THE REQUEST — Wherever the string "avatar" appears, copy the whole line.

# # # # # # #

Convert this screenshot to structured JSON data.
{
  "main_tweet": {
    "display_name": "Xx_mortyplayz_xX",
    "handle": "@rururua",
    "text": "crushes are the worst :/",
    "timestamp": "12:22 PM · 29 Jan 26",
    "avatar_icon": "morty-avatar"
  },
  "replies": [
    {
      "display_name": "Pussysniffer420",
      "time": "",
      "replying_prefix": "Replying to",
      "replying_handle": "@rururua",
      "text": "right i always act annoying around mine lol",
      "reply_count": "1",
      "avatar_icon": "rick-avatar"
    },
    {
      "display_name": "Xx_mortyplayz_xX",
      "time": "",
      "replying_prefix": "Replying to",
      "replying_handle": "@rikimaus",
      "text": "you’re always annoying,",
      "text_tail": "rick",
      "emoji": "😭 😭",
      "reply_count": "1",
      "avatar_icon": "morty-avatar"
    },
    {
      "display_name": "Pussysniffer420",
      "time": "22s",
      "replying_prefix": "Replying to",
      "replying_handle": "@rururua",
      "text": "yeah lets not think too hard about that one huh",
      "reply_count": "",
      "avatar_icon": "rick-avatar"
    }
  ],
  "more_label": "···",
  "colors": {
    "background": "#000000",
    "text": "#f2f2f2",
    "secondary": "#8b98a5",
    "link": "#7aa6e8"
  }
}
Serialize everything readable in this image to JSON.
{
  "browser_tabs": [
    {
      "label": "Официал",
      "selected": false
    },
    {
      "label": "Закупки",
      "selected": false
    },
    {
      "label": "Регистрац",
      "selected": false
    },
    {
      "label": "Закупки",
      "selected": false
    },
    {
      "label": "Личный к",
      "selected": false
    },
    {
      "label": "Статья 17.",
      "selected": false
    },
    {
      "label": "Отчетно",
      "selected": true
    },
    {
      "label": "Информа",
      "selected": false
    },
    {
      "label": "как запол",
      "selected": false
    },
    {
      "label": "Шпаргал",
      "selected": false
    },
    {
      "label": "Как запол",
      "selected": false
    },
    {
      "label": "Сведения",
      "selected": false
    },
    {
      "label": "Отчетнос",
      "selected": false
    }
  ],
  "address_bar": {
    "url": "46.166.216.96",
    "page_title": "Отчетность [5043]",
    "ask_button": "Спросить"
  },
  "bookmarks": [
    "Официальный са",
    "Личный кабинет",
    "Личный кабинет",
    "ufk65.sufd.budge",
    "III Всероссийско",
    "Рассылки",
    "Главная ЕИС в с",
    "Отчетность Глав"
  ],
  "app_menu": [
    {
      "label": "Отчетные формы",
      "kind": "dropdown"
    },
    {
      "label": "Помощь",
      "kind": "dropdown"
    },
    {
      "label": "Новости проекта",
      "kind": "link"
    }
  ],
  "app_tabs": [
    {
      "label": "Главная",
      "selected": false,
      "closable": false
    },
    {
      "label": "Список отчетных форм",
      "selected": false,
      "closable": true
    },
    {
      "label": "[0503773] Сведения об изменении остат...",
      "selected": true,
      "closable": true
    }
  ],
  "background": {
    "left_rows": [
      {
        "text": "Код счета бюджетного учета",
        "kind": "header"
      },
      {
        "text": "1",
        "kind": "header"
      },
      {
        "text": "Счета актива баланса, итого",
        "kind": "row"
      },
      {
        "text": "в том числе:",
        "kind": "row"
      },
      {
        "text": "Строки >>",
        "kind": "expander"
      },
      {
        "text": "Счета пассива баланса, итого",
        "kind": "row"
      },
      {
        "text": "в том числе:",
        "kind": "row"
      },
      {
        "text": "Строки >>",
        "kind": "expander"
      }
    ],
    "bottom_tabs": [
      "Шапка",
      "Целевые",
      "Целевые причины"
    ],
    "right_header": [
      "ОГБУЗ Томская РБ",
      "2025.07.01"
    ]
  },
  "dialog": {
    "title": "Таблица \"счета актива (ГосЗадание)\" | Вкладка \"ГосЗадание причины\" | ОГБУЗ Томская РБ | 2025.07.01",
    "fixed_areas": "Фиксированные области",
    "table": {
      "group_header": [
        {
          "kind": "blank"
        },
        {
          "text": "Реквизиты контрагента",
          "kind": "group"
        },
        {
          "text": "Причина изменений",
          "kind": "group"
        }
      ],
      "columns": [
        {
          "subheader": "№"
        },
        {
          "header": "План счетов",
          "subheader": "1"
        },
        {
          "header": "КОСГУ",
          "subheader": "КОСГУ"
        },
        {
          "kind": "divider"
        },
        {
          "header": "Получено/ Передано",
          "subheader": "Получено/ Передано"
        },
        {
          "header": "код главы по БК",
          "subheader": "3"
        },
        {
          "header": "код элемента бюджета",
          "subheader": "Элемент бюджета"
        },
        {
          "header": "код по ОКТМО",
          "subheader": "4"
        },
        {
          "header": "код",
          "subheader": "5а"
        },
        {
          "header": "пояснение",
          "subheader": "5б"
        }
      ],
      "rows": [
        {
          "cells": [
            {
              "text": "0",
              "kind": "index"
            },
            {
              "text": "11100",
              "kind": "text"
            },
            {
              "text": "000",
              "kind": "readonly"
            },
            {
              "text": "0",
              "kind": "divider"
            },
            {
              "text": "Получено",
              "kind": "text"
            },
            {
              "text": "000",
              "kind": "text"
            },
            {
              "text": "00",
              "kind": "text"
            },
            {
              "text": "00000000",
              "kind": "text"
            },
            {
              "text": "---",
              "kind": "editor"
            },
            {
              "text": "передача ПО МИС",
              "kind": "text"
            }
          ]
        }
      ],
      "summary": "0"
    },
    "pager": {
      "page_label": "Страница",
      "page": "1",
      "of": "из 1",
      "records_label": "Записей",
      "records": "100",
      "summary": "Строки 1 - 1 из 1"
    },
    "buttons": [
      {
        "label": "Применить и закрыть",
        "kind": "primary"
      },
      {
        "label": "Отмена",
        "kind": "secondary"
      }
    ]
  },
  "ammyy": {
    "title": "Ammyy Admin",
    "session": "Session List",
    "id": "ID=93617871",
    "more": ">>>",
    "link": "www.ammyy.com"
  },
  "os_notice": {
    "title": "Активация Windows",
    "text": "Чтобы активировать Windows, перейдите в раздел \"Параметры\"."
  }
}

# # # # # # #

ANSWER FOR THE TASK —
    "avatar_icon": "morty-avatar"
      "avatar_icon": "rick-avatar"
      "avatar_icon": "morty-avatar"
      "avatar_icon": "rick-avatar"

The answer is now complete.